◆ Tasks to complete ◆
1) In the Nutch single-map-task thread, how many nodes are in Simon's cluster, and which Hadoop version does it run?
2) Extend the mailing-list thread about Nutch fetching in a single map task, picking up right after its final line.

◆ Given passage ◆
Re: Nutch 1.7 fetch happening in a single map task.

Simon Z Tue, 09 Sep 2014 08:39:06 -0700

Hi Meraj,

The *nutch* & deploy are at the same level, need to change the location of
the job file please?


Thanks in advance,



On Mon, Sep 8, 2014 at 10:03 PM, Meraj A. Khan <[email protected]> wrote:

> AFAIK, the script does not go by the mode you set , but the presence of the
> *nutch*.job file in the a directory a level above script it self i.
> ../*.job.
>
> Can you please check if you have the Hadoop job file at the appropriate
> location?
>
> On Mon, Sep 8, 2014 at 9:22 AM, Simon Z <[email protected]> wrote:
>
> > Thank you very Meraj for your reply, I also thought it's a typo.
> >
> > I had set the numFetchers via numSlaves, and the echo of generator showed
> > that numFetcher is 8 (numTasks=`expr $numSlaves \* 2` , that is 4 by 2),
> > but the output of generator showed that the  run mode is "local" and
> > generate exact one mapper, although I had changed mode=distributed, any
> > idea about this please?
> >
> > Many regards,
> >
> > Simon
> >
> >
> >
> >
> > On Mon, Sep 8, 2014 at 7:18 AM, Meraj A. Khan <[email protected]> wrote:
> >
> > > I think that is a typo , and it is actually CrawlDirectory. For  the
> > single
> > > map task issue although I have not tried it yet,but  we can control the
> > > number of fetchers by numFetchers parameter when doing the generate via
> > the
> > > bin/generate.
> > > On Sep 7, 2014 9:23 AM, "Simon Z" <[email protected]> wrote:
> > >
> > > > Hi Julien,
> > > >
> > > > What do you mean by "<crawlID>" please? I am using nutch 1.8 and
> follow
> > > the
> > > > instruction in the tutorial as mentioned before, and seems have a
> > similar
> > > > situation, that is, fetch runs on only one map task. I am running on
> a
> > > > cluster of four nodes on hadoop 2.4.1.
> > > >
> > > > Notice that the map task can be assigned to any node, but only one
> map
> > > each
> > > > round.
> > > >
> > > > I have set
> > > >
> > > > numSlaves=4
> > > > mode=distributed
> > > >
> > > >
> > > > The seed url list includes five different websites from different
> host.
> > > >
> > > >
> > > > Is there any settings I missed out?
> > > >
> > > > Thanks in advance.

◆ Information given ◆

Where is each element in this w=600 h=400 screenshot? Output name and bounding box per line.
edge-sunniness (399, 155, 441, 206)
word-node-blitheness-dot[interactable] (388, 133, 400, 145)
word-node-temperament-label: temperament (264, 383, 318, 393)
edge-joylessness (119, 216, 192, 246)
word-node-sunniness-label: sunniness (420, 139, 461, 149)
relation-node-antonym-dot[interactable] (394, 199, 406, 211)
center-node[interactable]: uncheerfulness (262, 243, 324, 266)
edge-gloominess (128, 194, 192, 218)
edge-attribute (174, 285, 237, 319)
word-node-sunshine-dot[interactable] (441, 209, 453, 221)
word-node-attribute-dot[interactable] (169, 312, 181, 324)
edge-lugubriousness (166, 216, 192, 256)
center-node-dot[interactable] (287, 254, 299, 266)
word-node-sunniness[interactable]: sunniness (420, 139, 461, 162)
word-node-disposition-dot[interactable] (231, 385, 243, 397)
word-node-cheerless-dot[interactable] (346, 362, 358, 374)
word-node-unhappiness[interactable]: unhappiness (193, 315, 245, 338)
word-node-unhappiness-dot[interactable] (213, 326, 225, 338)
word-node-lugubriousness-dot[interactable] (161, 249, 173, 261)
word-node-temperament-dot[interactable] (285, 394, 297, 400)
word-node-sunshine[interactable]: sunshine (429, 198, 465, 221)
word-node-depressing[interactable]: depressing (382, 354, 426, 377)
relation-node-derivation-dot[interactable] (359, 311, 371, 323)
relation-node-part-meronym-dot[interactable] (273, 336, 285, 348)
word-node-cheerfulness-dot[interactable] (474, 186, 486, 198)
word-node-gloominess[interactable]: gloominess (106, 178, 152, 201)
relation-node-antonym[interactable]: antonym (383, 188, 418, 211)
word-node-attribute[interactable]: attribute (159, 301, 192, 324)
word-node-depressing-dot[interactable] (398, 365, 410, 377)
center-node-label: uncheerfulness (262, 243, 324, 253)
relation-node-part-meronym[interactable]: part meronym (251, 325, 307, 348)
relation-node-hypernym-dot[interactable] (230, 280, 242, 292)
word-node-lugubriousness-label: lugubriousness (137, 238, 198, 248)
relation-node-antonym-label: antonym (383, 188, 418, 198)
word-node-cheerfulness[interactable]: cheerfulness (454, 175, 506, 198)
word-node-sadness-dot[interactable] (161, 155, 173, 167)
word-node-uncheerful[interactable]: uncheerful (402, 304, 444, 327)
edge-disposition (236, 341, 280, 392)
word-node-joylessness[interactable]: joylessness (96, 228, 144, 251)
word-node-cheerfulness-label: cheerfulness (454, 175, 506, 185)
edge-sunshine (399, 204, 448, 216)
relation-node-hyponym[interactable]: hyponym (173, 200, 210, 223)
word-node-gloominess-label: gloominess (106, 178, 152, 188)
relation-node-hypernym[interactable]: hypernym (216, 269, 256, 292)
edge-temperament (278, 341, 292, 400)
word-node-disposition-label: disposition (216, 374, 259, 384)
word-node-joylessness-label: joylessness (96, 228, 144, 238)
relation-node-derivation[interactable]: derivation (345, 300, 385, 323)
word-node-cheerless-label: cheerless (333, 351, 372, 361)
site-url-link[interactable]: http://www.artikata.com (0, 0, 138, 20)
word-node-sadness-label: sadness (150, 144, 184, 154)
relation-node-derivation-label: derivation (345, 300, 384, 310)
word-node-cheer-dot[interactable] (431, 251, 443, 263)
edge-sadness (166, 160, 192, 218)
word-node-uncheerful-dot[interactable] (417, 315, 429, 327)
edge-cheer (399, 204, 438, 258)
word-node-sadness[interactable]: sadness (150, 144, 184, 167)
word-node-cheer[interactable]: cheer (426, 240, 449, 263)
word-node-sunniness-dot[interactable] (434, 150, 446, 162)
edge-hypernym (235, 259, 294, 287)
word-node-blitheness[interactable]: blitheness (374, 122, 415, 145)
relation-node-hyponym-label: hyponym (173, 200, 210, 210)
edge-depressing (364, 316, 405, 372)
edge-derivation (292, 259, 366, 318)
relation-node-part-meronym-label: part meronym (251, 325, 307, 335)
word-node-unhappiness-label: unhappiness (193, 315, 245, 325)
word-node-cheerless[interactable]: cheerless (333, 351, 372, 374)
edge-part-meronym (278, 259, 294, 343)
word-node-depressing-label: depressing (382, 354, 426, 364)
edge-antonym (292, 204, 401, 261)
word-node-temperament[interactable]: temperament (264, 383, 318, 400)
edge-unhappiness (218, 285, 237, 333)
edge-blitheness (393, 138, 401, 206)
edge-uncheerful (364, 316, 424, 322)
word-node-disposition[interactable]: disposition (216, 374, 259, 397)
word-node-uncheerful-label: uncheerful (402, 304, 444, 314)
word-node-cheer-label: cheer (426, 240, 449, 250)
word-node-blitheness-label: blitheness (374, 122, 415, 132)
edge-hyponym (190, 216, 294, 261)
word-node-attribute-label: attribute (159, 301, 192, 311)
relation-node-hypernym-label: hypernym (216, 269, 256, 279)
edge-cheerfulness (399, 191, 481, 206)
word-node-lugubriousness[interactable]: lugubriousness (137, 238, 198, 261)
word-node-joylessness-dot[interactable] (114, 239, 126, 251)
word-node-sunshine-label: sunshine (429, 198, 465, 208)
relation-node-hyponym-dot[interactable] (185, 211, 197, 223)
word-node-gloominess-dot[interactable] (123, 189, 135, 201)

◆ Results in order ◆
1) Four nodes, running Hadoop 2.4.1.

2)
> > > >
> > > > Regards,
> > > >
> > > > Simon
> > > >
> > > >
> > > > On Fri, Aug 29, 2014 at 10:39 PM, Julien Nioche <
> > > > [email protected]> wrote:
> > > >
> > > > > No, just do 'bin/crawl <seedDir> <crawlID> <solrURL>
> > <numberOfRounds>'
> > > > from
> > > > > the master node. It internally calls the nutch script for the
> > > individual
> > > > > commands, which takes care of sending the job jar to your hadoop
> > > cluster,
> > > > > see https://github.com/apache/nutch/blob/trunk/src/bin/nutch#L271
> > > > >
> > > > >
> > > > >
> > > > >
> > > > > On 29 August 2014 15:24, S.L <[email protected]> wrote:
> > > > >
> > > > > > Sorry Julien , I overlooked the directory names.
> > > > > >
> > > > > > My understanding is that the Hadoop Job is submitted  to a
> cluster
> > by
> > > > > using
> > > > > > the following command on the RM node bin/hadoop .job file
> <params>
> > > > > >
> > > > > > Are you suggesting I submit the script instead of the Nutch .job
> > jar
> > > > like
> > > > > > below?
> > > > > >
> > > > > > bin/hadoop  bin/crawl <seedDir> <crawlID> <solrURL>
> > <numberOfRounds>
> > > > > >
> > > > > >
> > > > > > On Fri, Aug 29, 2014 at 10:01 AM, Julien Nioche <
> > > > > > [email protected]> wrote:
> > > > > >
> > > > > > > As the name runtime/deploy suggest - it is used exactly for
> that
> > > > > purpose
> > > > > > > ;-) Just make sure HADOOP_HOME/bin is added to the path and run
> > the
> > > > > > script,
> > > > > > > that's all.
> > > > > > > Look at the bottom of the nutch script for details.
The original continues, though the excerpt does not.